> [Task to complete]
Return each line of the material verbatim.

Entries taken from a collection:
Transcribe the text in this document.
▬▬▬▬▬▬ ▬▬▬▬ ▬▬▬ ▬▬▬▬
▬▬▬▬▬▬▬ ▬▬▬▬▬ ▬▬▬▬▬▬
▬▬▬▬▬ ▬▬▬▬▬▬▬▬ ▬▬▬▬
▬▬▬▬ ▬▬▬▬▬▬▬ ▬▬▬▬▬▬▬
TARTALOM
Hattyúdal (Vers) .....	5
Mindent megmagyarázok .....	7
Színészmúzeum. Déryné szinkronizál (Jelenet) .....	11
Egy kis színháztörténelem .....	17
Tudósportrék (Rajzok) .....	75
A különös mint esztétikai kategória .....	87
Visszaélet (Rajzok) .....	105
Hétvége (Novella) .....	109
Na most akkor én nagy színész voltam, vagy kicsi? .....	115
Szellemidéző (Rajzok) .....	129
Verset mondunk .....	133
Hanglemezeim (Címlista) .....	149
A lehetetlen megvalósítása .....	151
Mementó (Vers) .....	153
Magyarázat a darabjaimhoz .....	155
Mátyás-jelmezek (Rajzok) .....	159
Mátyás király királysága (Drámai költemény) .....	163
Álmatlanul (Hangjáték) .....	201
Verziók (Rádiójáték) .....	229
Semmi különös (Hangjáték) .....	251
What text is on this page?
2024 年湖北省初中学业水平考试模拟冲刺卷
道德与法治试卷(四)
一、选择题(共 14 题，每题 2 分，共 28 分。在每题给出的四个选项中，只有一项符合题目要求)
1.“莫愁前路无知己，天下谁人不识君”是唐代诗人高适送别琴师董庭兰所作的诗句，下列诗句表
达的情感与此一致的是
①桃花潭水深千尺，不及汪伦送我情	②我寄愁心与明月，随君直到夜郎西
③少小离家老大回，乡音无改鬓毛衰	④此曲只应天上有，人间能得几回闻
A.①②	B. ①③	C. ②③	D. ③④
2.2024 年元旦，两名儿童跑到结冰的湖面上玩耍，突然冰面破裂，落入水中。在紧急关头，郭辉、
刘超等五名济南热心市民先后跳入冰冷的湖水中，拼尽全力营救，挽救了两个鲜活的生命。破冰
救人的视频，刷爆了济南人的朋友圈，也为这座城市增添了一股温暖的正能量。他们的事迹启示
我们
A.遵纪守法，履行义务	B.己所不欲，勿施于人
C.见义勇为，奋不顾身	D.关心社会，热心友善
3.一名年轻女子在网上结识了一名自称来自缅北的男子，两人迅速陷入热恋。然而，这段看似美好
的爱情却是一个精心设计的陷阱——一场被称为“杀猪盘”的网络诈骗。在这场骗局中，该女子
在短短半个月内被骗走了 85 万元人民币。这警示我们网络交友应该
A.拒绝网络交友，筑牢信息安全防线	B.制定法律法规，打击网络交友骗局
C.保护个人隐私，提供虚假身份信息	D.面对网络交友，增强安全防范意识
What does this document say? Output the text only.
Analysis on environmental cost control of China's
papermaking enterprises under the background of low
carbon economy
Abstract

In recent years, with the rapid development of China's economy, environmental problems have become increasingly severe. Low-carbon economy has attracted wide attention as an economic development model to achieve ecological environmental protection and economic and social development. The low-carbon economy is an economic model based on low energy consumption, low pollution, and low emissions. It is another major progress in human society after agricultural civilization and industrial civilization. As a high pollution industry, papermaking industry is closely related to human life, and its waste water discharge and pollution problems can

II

> [Solution to this exercise]
Transcribe the text in this document.
▬▬▬▬▬▬ ▬▬▬▬ ▬▬▬ ▬▬▬▬
▬▬▬▬▬▬▬ ▬▬▬▬▬ ▬▬▬▬▬▬
▬▬▬▬▬ ▬▬▬▬▬▬▬▬ ▬▬▬▬
▬▬▬▬ ▬▬▬▬▬▬▬ ▬▬▬▬▬▬▬
TARTALOM
Hattyúdal (Vers) .....	5
Mindent megmagyarázok .....	7
Színészmúzeum. Déryné szinkronizál (Jelenet) .....	11
Egy kis színháztörténelem .....	17
Tudósportrék (Rajzok) .....	75
A különös mint esztétikai kategória .....	87
Visszaélet (Rajzok) .....	105
Hétvége (Novella) .....	109
Na most akkor én nagy színész voltam, vagy kicsi? .....	115
Szellemidéző (Rajzok) .....	129
Verset mondunk .....	133
Hanglemezeim (Címlista) .....	149
A lehetetlen megvalósítása .....	151
Mementó (Vers) .....	153
Magyarázat a darabjaimhoz .....	155
Mátyás-jelmezek (Rajzok) .....	159
Mátyás király királysága (Drámai költemény) .....	163
Álmatlanul (Hangjáték) .....	201
Verziók (Rádiójáték) .....	229
Semmi különös (Hangjáték) .....	251
What text is on this page?
2024 年湖北省初中学业水平考试模拟冲刺卷
道德与法治试卷(四)
一、选择题(共 14 题，每题 2 分，共 28 分。在每题给出的四个选项中，只有一项符合题目要求)
1.“莫愁前路无知己，天下谁人不识君”是唐代诗人高适送别琴师董庭兰所作的诗句，下列诗句表
达的情感与此一致的是
①桃花潭水深千尺，不及汪伦送我情	②我寄愁心与明月，随君直到夜郎西
③少小离家老大回，乡音无改鬓毛衰	④此曲只应天上有，人间能得几回闻
A.①②	B. ①③	C. ②③	D. ③④
2.2024 年元旦，两名儿童跑到结冰的湖面上玩耍，突然冰面破裂，落入水中。在紧急关头，郭辉、
刘超等五名济南热心市民先后跳入冰冷的湖水中，拼尽全力营救，挽救了两个鲜活的生命。破冰
救人的视频，刷爆了济南人的朋友圈，也为这座城市增添了一股温暖的正能量。他们的事迹启示
我们
A.遵纪守法，履行义务	B.己所不欲，勿施于人
C.见义勇为，奋不顾身	D.关心社会，热心友善
3.一名年轻女子在网上结识了一名自称来自缅北的男子，两人迅速陷入热恋。然而，这段看似美好
的爱情却是一个精心设计的陷阱——一场被称为“杀猪盘”的网络诈骗。在这场骗局中，该女子
在短短半个月内被骗走了 85 万元人民币。这警示我们网络交友应该
A.拒绝网络交友，筑牢信息安全防线	B.制定法律法规，打击网络交友骗局
C.保护个人隐私，提供虚假身份信息	D.面对网络交友，增强安全防范意识
What does this document say? Output the text only.
Analysis on environmental cost control of China's
papermaking enterprises under the background of low
carbon economy
Abstract

In recent years, with the rapid development of China's economy, environmental problems have become increasingly severe. Low-carbon economy has attracted wide attention as an economic development model to achieve ecological environmental protection and economic and social development. The low-carbon economy is an economic model based on low energy consumption, low pollution, and low emissions. It is another major progress in human society after agricultural civilization and industrial civilization. As a high pollution industry, papermaking industry is closely related to human life, and its waste water discharge and pollution problems can

II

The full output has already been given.